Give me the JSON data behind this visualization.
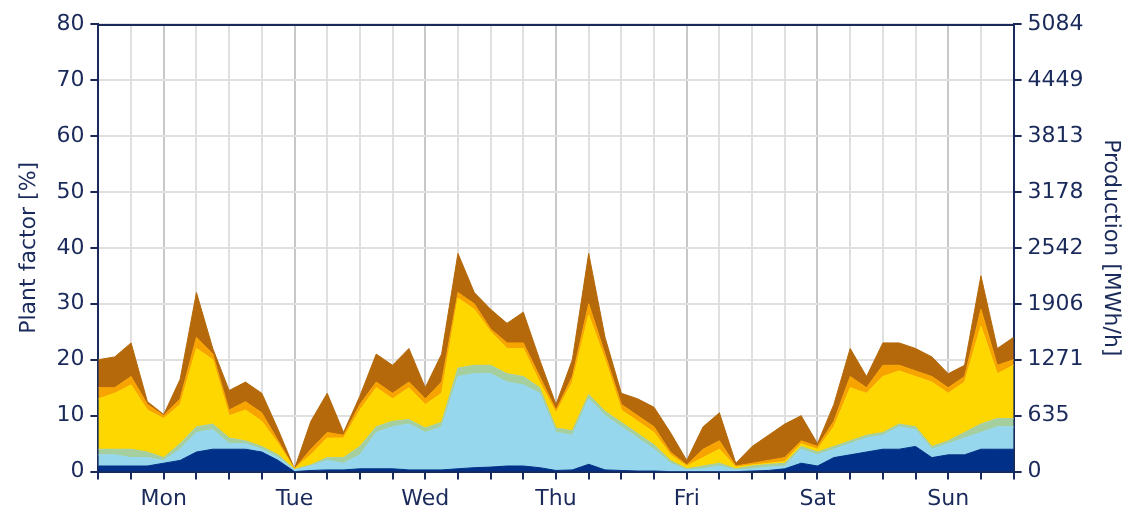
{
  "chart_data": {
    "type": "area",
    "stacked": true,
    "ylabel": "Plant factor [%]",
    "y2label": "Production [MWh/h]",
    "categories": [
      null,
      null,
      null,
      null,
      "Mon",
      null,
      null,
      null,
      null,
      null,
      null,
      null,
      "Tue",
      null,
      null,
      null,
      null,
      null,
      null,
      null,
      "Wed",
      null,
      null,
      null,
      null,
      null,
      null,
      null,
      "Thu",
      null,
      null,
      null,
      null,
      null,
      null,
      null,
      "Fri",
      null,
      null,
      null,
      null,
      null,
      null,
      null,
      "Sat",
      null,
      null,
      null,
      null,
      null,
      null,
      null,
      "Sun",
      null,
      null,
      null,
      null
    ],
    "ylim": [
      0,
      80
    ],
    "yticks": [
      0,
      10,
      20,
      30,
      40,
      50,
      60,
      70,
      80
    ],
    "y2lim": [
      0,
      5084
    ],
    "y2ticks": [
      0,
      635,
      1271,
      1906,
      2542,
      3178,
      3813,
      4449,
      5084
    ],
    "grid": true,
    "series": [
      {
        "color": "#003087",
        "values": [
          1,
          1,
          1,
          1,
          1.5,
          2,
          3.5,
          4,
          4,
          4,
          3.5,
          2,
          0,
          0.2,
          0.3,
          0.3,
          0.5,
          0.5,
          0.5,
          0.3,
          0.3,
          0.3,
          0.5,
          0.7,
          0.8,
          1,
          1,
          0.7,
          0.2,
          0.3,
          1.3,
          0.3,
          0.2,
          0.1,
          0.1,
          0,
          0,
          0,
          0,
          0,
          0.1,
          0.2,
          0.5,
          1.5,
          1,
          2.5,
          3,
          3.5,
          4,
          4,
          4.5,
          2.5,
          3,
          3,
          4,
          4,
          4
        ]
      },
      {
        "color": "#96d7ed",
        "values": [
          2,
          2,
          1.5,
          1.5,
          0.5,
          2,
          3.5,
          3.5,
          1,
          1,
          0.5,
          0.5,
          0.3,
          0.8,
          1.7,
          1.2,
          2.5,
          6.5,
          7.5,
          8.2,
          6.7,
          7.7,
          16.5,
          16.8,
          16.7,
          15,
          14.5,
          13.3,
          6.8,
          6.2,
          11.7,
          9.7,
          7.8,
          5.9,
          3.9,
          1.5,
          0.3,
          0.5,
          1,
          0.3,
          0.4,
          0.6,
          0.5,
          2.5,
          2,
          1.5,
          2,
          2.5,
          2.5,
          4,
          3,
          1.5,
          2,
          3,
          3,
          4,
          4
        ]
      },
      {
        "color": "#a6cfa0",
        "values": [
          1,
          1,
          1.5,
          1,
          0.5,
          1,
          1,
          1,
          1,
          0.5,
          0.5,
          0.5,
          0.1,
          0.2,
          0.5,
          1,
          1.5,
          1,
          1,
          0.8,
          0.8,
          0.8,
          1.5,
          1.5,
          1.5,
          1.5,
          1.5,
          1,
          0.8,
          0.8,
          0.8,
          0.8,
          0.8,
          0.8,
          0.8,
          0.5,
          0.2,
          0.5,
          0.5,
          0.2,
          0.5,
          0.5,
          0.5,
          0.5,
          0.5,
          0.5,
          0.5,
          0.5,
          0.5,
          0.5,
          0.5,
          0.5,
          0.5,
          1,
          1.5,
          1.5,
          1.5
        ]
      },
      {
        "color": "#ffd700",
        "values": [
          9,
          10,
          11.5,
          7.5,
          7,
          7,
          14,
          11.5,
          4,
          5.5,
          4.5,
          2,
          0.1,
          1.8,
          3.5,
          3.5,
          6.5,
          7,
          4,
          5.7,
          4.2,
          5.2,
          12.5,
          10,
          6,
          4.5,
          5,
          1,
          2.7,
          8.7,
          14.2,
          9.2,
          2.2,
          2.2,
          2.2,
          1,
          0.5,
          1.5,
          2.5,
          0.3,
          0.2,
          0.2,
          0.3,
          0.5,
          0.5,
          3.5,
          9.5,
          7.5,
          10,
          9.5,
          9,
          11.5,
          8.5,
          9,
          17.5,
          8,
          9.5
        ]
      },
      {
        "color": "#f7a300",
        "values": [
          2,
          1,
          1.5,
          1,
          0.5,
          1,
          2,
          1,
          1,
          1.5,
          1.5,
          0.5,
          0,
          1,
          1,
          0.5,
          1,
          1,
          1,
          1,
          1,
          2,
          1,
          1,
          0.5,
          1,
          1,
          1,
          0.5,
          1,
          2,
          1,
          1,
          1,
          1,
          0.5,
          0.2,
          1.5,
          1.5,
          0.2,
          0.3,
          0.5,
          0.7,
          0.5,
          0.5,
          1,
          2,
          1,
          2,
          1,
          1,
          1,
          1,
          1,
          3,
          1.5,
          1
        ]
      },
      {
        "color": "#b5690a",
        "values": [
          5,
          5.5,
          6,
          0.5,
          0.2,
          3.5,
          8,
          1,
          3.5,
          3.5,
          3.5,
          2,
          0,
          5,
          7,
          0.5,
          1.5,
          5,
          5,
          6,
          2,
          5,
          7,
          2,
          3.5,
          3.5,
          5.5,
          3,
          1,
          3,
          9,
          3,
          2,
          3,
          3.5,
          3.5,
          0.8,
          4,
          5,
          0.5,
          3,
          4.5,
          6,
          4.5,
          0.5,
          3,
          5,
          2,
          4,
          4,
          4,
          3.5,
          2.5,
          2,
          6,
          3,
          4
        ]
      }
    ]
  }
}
□ □ □ □
**What you are asked to do:** In the entries above, locate every line with the word "color" and copy it.

**Completed task:**
        "color": "#003087",
        "color": "#96d7ed",
        "color": "#a6cfa0",
        "color": "#ffd700",
        "color": "#f7a300",
        "color": "#b5690a",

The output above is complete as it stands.